### Task set
1. List every comic book issue named in the text on Moon Knight's early appearances.
2. Write the next paragraph of the text on Moon Knight's early appearances, starting after its final sentence.

### Text excerpt
=== Begin Enclosure ===
The following issue, Werewolf by Night #33 (September 1975), is Moon Knight's second appearance. Less sought-after than #32, it completes the founding diptych, but no high-grade auction record is publicly documented.

Marvel Spotlight #28–29 (1976): the first solo stories

After his appearances in Werewolf by Night, Moon Knight transitions to hero in Marvel Spotlight #28 (June 1976) and #29 (August 1976), both written by Moench with art by Perlin. Issue #28 introduces Marlene Fontaine (the character's love interest), Crawley, and Samuels — the supporting cast that would define the character's mythology. These issues are transitional keys: still attainable in mid-grade copies, they have not yet generated publicly documented high-grade auction records. For collectors building a complete Bronze Age Moon Knight run without stretching to the heights of WBN #32, they represent a coherent entry point.
=== End Enclosure ===
### Source material
=== Begin Enclosure ===
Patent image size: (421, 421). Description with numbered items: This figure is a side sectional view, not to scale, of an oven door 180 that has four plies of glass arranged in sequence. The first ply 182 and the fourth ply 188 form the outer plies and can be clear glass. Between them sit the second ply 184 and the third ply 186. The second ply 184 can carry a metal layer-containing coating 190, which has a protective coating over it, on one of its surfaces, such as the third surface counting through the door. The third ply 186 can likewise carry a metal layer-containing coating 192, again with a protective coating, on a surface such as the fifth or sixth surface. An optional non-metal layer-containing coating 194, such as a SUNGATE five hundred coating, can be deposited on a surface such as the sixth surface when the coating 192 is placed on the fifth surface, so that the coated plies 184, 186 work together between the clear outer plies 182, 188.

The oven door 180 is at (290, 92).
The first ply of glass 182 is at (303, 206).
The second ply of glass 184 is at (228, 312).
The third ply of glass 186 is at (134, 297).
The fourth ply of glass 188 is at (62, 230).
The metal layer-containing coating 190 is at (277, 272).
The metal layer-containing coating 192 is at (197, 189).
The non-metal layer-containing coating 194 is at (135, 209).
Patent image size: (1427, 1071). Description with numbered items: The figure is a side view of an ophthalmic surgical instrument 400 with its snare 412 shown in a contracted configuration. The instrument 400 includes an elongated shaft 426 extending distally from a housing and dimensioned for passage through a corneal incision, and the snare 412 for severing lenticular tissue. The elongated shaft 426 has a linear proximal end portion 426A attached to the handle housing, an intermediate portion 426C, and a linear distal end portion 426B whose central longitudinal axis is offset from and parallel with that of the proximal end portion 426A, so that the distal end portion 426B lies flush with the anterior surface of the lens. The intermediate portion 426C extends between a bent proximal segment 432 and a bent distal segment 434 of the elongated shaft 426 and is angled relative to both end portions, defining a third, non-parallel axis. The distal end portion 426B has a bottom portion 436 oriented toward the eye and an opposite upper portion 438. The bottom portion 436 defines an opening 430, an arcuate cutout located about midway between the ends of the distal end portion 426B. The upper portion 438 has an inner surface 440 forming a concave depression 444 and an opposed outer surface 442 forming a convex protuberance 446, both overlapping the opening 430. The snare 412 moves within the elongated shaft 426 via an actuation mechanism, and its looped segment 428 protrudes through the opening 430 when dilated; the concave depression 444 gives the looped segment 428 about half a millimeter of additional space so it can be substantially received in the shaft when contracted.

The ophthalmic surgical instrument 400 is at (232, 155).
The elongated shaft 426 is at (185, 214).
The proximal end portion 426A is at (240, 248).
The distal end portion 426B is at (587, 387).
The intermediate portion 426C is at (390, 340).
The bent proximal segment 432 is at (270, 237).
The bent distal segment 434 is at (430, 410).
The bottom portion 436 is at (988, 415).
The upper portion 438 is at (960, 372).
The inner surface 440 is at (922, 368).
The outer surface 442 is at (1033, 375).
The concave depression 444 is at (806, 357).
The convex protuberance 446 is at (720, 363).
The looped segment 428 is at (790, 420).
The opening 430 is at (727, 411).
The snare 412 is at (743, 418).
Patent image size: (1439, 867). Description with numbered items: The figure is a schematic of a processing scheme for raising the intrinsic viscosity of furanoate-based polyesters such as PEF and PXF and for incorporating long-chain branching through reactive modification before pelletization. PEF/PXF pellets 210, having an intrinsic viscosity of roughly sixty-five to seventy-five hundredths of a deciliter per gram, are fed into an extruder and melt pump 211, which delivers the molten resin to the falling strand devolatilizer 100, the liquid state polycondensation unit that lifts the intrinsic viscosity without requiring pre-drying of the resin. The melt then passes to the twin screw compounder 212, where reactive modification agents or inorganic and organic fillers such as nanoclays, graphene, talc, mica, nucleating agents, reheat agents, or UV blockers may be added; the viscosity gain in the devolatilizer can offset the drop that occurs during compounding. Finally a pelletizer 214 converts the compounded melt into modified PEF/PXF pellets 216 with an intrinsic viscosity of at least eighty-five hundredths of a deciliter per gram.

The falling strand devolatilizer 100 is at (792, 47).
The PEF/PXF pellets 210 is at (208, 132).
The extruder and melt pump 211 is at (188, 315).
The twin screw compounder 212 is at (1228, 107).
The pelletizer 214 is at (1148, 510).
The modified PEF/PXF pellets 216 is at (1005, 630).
=== End Enclosure ===
### Per-task answers
1.
- Werewolf by Night #32
- Werewolf by Night #33
- Marvel Spotlight #28
- Marvel Spotlight #29

2.
Moon Knight #1 (1980): Sienkiewicz enters

Moon Knight's first ongoing series launched in November 1980, with Doug Moench writing and Bill Sienkiewicz handling both interiors and covers. Sienkiewicz produced 28 covers for the series — a sustained body of work that locked in the character's visual identity for a generation of readers. His first cover establishes the template: white costume against dark backgrounds, high contrast, immediately readable. Critics and collectors have traced the arc of his evolution across the run: early issues draw on Neal Adams' compositional energy, while by issue #24 Sienkiewicz had developed what one reviewer called "stained-glass window" page shapes and deep shadow work. Issue #6 has been singled out as "one of our all-time favorite Moon Knight covers, a wonderfully painted and suitably spooky scene." In CGC 9.8, sellmycomicbooks.com data places Moon Knight #1 (1980) between $925 (recent sale) and $1,350 (2022 peak) — an active but moderate market. Lower grades (7.0 and below) show significant price compression, according to the same source.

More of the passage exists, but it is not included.